### Passage
[Skiboot] [PATCH v3 3/4] opal: Check Core FIRs to find the reason for Malfunction Alert.
Mahesh J Salgaonkar
mahesh at linux.vnet.ibm.com
Thu Mar 5 16:06:31 AEDT 2015
From: Mahesh Salgaonkar <mahesh at linux.vnet.ibm.com>
On Malfunction Alert read all CORE FIRs to identify reason for
core check stop and update a HMI event with relevant error information.
This patch changes the HMI event version to 2 (OpalHMIEvt_V2).
Signed-off-by: Mahesh Salgaonkar <mahesh at linux.vnet.ibm.com>
---
core/hmi.c | 123 +++++++++++++++++++++++++++++++++++++++++++++++++++++++++++-
1 file changed, 120 insertions(+), 3 deletions(-)

### Requirement A
According to the skiboot patch message, what version does the patch change the HMI event to?
### Requirement B
Rewrite the paragraph of the skiboot patch message that begins "On Malfunction Alert" as a short list.
### Requirement C
Continue the skiboot patch message from its last line.
The material after this point is separate from the skiboot patch message.

### Dataset extract

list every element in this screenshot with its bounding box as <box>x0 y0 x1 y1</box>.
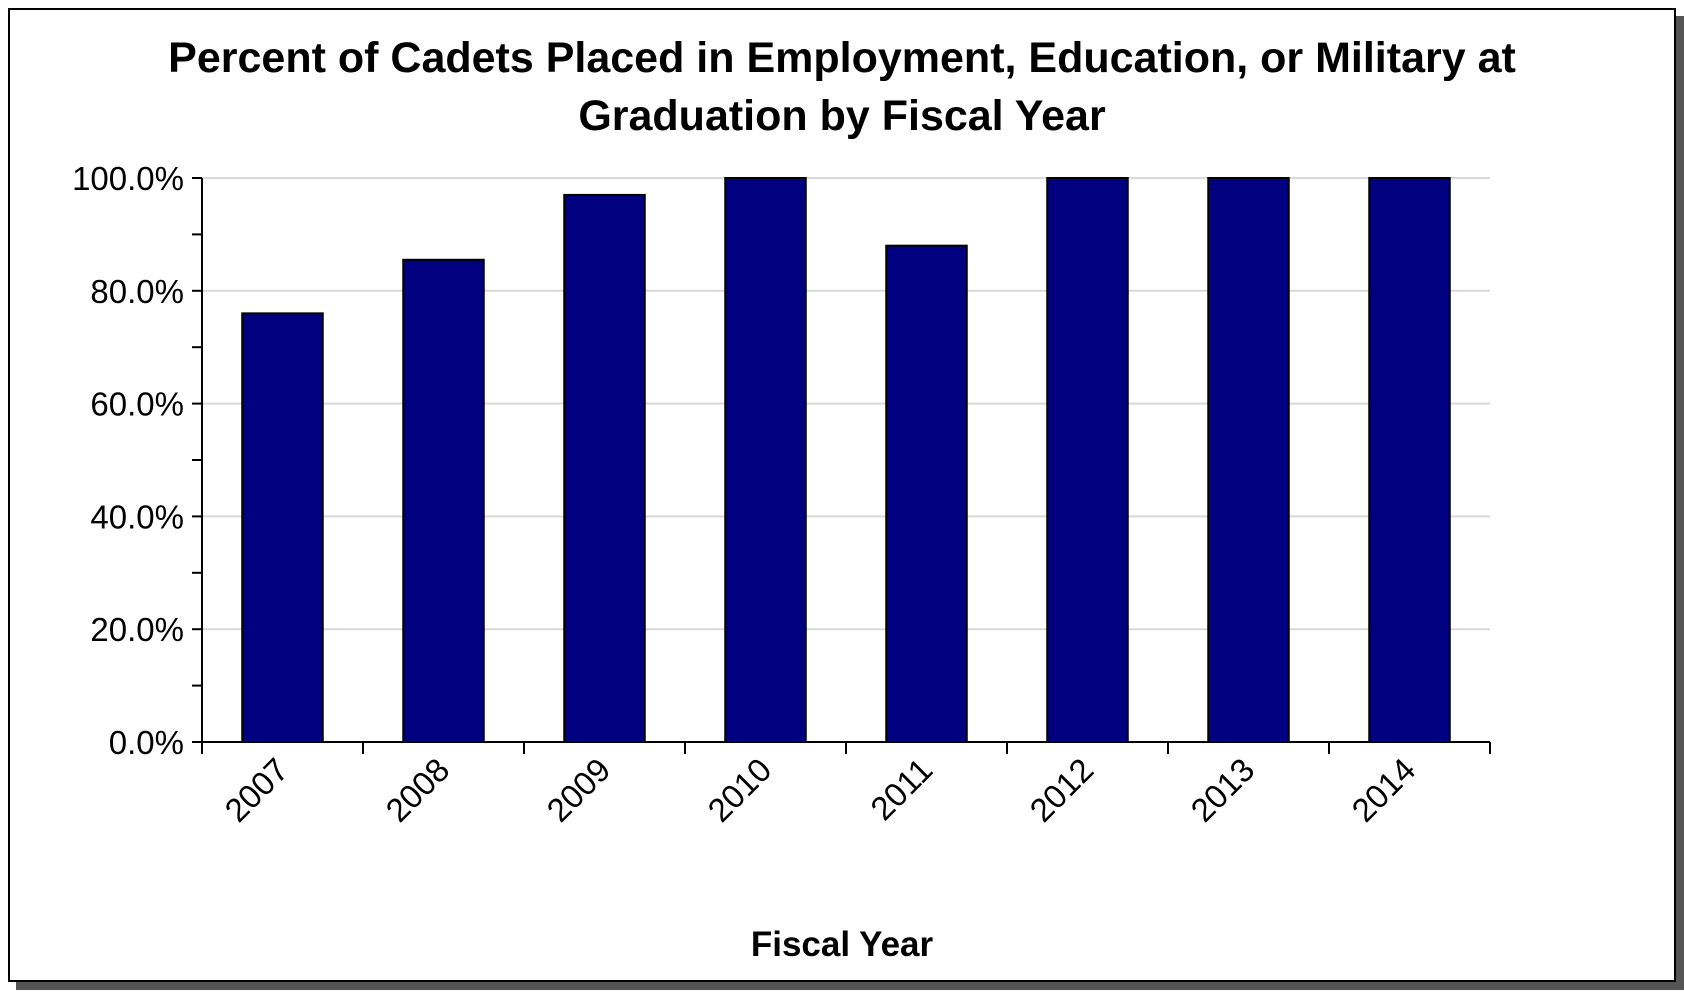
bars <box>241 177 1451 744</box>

### Exercise answer A
Version 2 (OpalHMIEvt_V2).

### Exercise answer B
- On a Malfunction Alert, read all Core FIRs.
- Identify the reason for the core checkstop.
- Update an HMI event with the relevant error information.

### Exercise answer C
diff --git a/core/hmi.c b/core/hmi.c
index 200a890..bb4c08d 100644
--- a/core/hmi.c
+++ b/core/hmi.c
@@ -23,6 +23,8 @@
#include <xscom.h>
#include <capp.h>
#include <pci.h>
+#include <cpu.h>
+#include <chip.h>
/*
* HMER register layout:
@@ -145,6 +147,32 @@
* NOTE: Per Dave Larson, never enable 8,9,21-23
*/
+/* xscom addresses for core FIR (Fault Isolation Register) */
+#define CORE_FIR 0x10013100
+
+static const struct core_xstop_bit_info {
+ uint8_t bit; /* CORE FIR bit number */
+ enum OpalHMI_CoreXstopReason reason;
+} xstop_bits[] = {
+ { 3, CORE_CHECKSTOP_IFU_REGFILE },
+ { 5, CORE_CHECKSTOP_IFU_LOGIC },
+ { 8, CORE_CHECKSTOP_PC_DURING_RECOV },
+ { 10, CORE_CHECKSTOP_ISU_REGFILE },
+ { 12, CORE_CHECKSTOP_ISU_LOGIC },
+ { 21, CORE_CHECKSTOP_FXU_LOGIC },
+ { 25, CORE_CHECKSTOP_VSU_LOGIC },
+ { 26, CORE_CHECKSTOP_PC_RECOV_IN_MAINT_MODE },
+ { 32, CORE_CHECKSTOP_LSU_REGFILE },
+ { 36, CORE_CHECKSTOP_PC_FWD_PROGRESS },
+ { 38, CORE_CHECKSTOP_LSU_LOGIC },
+ { 45, CORE_CHECKSTOP_PC_LOGIC },
+ { 48, CORE_CHECKSTOP_PC_HYP_RESOURCE },
+ { 52, CORE_CHECKSTOP_PC_HANG_RECOV_FAILED },
+ { 54, CORE_CHECKSTOP_PC_AMBI_HANG_DETECTED },
+ { 60, CORE_CHECKSTOP_PC_DEBUG_TRIG_ERR_INJ },
+ { 63, CORE_CHECKSTOP_PC_SPRD_HYP_ERR_INJ },
+};
+
static struct lock hmi_lock = LOCK_UNLOCKED;
static int queue_hmi_event(struct OpalHMIEvent *hmi_evt, int recover)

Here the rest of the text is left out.